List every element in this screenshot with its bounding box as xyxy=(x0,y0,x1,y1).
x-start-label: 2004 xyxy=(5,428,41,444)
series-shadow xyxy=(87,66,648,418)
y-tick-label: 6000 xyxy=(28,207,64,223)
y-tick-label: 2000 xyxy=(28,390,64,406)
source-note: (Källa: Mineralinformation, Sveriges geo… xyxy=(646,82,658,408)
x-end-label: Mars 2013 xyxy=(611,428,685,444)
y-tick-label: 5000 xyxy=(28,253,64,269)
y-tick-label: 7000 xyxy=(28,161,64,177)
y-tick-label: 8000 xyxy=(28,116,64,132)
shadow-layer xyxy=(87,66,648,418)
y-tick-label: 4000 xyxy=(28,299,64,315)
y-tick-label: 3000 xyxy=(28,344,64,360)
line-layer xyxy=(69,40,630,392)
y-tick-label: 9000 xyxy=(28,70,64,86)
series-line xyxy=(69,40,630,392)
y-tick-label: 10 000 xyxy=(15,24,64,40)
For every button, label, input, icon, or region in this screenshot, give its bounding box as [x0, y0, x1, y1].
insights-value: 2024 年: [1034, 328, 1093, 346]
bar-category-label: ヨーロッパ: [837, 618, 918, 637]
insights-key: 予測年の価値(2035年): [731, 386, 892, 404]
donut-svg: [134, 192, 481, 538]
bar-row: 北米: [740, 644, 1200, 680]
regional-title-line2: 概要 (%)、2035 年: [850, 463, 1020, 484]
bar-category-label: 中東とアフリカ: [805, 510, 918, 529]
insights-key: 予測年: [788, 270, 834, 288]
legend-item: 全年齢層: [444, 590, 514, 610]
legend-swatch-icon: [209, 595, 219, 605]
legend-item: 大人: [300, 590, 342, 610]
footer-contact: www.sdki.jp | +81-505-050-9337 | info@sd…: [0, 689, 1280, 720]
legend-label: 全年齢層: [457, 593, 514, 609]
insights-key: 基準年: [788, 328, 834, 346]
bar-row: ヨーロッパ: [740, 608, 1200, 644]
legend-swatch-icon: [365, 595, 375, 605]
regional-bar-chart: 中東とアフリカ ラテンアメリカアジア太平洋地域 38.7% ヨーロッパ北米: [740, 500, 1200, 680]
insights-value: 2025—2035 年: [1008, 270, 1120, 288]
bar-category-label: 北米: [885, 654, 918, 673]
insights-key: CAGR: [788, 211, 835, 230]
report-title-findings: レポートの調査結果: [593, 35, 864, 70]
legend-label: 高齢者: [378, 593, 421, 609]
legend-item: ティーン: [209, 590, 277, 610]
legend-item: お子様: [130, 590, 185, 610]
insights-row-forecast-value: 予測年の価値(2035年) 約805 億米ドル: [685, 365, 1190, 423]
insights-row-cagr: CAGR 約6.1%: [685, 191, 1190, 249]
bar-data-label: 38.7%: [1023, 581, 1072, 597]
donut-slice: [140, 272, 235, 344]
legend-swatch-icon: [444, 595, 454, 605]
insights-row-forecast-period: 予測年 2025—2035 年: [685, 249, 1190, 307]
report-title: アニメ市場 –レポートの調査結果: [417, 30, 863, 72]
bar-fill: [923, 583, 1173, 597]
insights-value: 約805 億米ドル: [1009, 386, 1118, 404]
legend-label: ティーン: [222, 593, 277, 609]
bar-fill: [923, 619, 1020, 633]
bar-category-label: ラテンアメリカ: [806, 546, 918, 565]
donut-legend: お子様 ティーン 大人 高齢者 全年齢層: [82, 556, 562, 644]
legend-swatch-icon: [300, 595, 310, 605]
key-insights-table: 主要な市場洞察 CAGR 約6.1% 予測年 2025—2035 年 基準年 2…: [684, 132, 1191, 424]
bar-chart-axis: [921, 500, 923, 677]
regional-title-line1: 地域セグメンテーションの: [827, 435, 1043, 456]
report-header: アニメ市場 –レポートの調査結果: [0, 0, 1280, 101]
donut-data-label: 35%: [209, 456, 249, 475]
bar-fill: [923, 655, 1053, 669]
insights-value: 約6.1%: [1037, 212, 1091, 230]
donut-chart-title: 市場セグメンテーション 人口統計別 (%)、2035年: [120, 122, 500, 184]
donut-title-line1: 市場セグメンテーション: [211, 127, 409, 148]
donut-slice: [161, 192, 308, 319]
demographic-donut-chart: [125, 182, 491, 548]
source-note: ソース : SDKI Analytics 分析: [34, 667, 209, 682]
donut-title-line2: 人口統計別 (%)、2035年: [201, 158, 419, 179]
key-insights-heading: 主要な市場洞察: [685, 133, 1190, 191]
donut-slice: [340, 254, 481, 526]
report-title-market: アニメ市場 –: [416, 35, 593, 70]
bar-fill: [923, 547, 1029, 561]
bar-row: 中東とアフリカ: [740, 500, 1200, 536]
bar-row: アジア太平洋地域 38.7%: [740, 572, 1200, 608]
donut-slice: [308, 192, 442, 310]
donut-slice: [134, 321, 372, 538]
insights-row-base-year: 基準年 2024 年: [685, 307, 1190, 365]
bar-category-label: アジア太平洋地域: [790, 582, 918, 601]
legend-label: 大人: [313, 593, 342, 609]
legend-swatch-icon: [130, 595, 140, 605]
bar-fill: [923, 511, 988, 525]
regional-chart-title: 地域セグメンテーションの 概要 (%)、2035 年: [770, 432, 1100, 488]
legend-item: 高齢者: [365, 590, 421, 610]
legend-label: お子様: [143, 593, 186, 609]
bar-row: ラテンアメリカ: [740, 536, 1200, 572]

### The task
Copy out every line of the records above word for word, without changing anything.

### Result for this exercise
List every element in this screenshot with its bounding box as xyxy=(x0,y0,x1,y1).
x-start-label: 2004 xyxy=(5,428,41,444)
series-shadow xyxy=(87,66,648,418)
y-tick-label: 6000 xyxy=(28,207,64,223)
y-tick-label: 2000 xyxy=(28,390,64,406)
source-note: (Källa: Mineralinformation, Sveriges geo… xyxy=(646,82,658,408)
x-end-label: Mars 2013 xyxy=(611,428,685,444)
y-tick-label: 5000 xyxy=(28,253,64,269)
y-tick-label: 7000 xyxy=(28,161,64,177)
y-tick-label: 8000 xyxy=(28,116,64,132)
shadow-layer xyxy=(87,66,648,418)
y-tick-label: 4000 xyxy=(28,299,64,315)
y-tick-label: 3000 xyxy=(28,344,64,360)
line-layer xyxy=(69,40,630,392)
y-tick-label: 9000 xyxy=(28,70,64,86)
series-line xyxy=(69,40,630,392)
y-tick-label: 10 000 xyxy=(15,24,64,40)
For every button, label, input, icon, or region in this screenshot, give its bounding box as [x0, y0, x1, y1].
insights-value: 2024 年: [1034, 328, 1093, 346]
bar-category-label: ヨーロッパ: [837, 618, 918, 637]
insights-key: 予測年の価値(2035年): [731, 386, 892, 404]
donut-svg: [134, 192, 481, 538]
bar-row: 北米: [740, 644, 1200, 680]
regional-title-line2: 概要 (%)、2035 年: [850, 463, 1020, 484]
bar-category-label: 中東とアフリカ: [805, 510, 918, 529]
insights-key: 予測年: [788, 270, 834, 288]
legend-item: 全年齢層: [444, 590, 514, 610]
legend-swatch-icon: [209, 595, 219, 605]
legend-item: 大人: [300, 590, 342, 610]
footer-contact: www.sdki.jp | +81-505-050-9337 | info@sd…: [0, 689, 1280, 720]
legend-label: 全年齢層: [457, 593, 514, 609]
insights-key: 基準年: [788, 328, 834, 346]
bar-row: ヨーロッパ: [740, 608, 1200, 644]
legend-swatch-icon: [365, 595, 375, 605]
regional-bar-chart: 中東とアフリカ ラテンアメリカアジア太平洋地域 38.7% ヨーロッパ北米: [740, 500, 1200, 680]
insights-value: 2025—2035 年: [1008, 270, 1120, 288]
bar-category-label: 北米: [885, 654, 918, 673]
insights-key: CAGR: [788, 211, 835, 230]
report-title-findings: レポートの調査結果: [593, 35, 864, 70]
legend-label: 高齢者: [378, 593, 421, 609]
legend-item: ティーン: [209, 590, 277, 610]
legend-item: お子様: [130, 590, 185, 610]
insights-row-forecast-value: 予測年の価値(2035年) 約805 億米ドル: [685, 365, 1190, 423]
insights-row-cagr: CAGR 約6.1%: [685, 191, 1190, 249]
bar-data-label: 38.7%: [1023, 581, 1072, 597]
donut-slice: [140, 272, 235, 344]
legend-swatch-icon: [444, 595, 454, 605]
insights-row-forecast-period: 予測年 2025—2035 年: [685, 249, 1190, 307]
report-title: アニメ市場 –レポートの調査結果: [417, 30, 863, 72]
bar-fill: [923, 583, 1173, 597]
insights-value: 約805 億米ドル: [1009, 386, 1118, 404]
legend-label: ティーン: [222, 593, 277, 609]
bar-fill: [923, 619, 1020, 633]
bar-category-label: ラテンアメリカ: [806, 546, 918, 565]
donut-legend: お子様 ティーン 大人 高齢者 全年齢層: [82, 556, 562, 644]
legend-swatch-icon: [300, 595, 310, 605]
key-insights-table: 主要な市場洞察 CAGR 約6.1% 予測年 2025—2035 年 基準年 2…: [684, 132, 1191, 424]
bar-chart-axis: [921, 500, 923, 677]
regional-title-line1: 地域セグメンテーションの: [827, 435, 1043, 456]
report-header: アニメ市場 –レポートの調査結果: [0, 0, 1280, 101]
donut-data-label: 35%: [209, 456, 249, 475]
bar-fill: [923, 655, 1053, 669]
insights-value: 約6.1%: [1037, 212, 1091, 230]
donut-chart-title: 市場セグメンテーション 人口統計別 (%)、2035年: [120, 122, 500, 184]
donut-title-line1: 市場セグメンテーション: [211, 127, 409, 148]
donut-slice: [161, 192, 308, 319]
demographic-donut-chart: [125, 182, 491, 548]
source-note: ソース : SDKI Analytics 分析: [34, 667, 209, 682]
donut-title-line2: 人口統計別 (%)、2035年: [201, 158, 419, 179]
key-insights-heading: 主要な市場洞察: [685, 133, 1190, 191]
donut-slice: [340, 254, 481, 526]
report-title-market: アニメ市場 –: [416, 35, 593, 70]
bar-fill: [923, 547, 1029, 561]
bar-row: 中東とアフリカ: [740, 500, 1200, 536]
bar-row: アジア太平洋地域 38.7%: [740, 572, 1200, 608]
donut-slice: [308, 192, 442, 310]
donut-slice: [134, 321, 372, 538]
insights-row-base-year: 基準年 2024 年: [685, 307, 1190, 365]
bar-category-label: アジア太平洋地域: [790, 582, 918, 601]
legend-label: 大人: [313, 593, 342, 609]
legend-swatch-icon: [130, 595, 140, 605]
bar-fill: [923, 511, 988, 525]
regional-chart-title: 地域セグメンテーションの 概要 (%)、2035 年: [770, 432, 1100, 488]
legend-item: 高齢者: [365, 590, 421, 610]
legend-label: お子様: [143, 593, 186, 609]
bar-row: ラテンアメリカ: [740, 536, 1200, 572]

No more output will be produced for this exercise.